**THE RECORDS**

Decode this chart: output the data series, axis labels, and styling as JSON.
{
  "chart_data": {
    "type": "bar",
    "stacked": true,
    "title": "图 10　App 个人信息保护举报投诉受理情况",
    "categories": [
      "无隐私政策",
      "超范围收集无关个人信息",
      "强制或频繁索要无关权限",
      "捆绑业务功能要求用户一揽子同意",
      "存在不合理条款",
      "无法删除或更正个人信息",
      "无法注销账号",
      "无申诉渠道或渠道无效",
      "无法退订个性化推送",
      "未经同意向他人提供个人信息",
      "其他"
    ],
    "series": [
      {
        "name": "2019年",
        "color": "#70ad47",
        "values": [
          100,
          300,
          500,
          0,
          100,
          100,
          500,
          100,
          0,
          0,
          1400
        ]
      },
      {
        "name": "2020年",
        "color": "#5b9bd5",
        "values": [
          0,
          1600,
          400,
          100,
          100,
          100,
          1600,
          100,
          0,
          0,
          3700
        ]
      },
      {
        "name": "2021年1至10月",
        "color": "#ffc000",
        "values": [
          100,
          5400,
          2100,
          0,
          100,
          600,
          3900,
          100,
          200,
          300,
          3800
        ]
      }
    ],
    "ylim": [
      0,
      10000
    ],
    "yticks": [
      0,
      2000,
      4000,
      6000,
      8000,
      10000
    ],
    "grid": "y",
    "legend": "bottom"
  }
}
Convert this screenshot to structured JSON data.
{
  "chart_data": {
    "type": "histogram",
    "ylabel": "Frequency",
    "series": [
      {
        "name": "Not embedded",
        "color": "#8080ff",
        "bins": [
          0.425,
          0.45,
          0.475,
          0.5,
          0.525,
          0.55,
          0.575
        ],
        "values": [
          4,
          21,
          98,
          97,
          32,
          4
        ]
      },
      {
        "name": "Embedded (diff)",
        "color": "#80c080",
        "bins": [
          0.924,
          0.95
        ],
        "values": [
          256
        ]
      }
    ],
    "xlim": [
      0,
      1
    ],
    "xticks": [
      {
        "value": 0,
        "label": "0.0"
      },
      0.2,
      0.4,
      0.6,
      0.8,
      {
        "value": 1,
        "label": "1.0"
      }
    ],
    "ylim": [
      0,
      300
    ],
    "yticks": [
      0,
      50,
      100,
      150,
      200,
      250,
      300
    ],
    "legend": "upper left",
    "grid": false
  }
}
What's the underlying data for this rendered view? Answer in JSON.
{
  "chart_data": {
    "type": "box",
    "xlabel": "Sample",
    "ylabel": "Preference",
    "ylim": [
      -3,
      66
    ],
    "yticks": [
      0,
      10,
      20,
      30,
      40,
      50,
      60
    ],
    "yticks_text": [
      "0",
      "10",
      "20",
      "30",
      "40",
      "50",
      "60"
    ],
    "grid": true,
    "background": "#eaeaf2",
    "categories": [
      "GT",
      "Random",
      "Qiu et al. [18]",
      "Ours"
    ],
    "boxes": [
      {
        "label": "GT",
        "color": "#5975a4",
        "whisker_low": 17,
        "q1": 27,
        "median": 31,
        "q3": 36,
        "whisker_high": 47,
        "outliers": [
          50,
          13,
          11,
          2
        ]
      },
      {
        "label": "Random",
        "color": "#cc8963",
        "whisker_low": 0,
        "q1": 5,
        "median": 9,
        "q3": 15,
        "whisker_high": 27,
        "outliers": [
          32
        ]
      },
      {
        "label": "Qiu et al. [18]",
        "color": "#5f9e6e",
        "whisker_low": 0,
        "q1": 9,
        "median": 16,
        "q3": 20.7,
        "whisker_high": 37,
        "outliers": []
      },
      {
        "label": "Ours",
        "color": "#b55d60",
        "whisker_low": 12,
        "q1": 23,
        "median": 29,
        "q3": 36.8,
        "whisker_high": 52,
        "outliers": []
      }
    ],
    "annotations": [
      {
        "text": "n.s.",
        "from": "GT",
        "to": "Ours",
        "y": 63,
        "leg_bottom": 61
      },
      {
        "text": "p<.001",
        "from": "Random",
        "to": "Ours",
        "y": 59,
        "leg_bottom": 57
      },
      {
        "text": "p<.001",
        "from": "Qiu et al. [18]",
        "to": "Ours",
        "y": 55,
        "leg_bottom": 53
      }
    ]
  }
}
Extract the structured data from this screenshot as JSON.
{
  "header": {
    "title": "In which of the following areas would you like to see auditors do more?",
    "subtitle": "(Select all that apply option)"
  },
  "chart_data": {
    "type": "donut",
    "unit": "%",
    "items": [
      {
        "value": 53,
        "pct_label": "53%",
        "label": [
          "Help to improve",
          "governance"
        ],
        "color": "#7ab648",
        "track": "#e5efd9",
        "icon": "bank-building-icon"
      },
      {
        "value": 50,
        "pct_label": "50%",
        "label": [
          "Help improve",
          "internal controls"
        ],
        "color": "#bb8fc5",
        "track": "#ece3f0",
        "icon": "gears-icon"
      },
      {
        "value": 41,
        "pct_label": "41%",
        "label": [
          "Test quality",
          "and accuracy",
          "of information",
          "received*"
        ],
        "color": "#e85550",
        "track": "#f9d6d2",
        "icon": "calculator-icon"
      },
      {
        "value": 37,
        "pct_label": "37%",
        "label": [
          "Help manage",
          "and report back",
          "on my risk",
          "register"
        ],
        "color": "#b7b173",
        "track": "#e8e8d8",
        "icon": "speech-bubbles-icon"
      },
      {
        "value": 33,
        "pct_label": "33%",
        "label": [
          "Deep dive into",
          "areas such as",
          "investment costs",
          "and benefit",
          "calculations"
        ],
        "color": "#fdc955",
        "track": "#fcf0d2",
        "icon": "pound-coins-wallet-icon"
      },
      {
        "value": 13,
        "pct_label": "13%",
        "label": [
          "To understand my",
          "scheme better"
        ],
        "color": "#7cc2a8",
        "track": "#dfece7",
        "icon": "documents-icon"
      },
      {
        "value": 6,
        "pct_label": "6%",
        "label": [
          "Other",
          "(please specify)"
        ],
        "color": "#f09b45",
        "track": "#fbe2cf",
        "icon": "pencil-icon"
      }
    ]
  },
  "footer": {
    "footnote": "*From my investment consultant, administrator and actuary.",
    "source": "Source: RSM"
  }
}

**STATED PROBLEM**
Determine how many lines above contain "Help" as a word or string. Give the number alone.

**THE SOLUTION**
3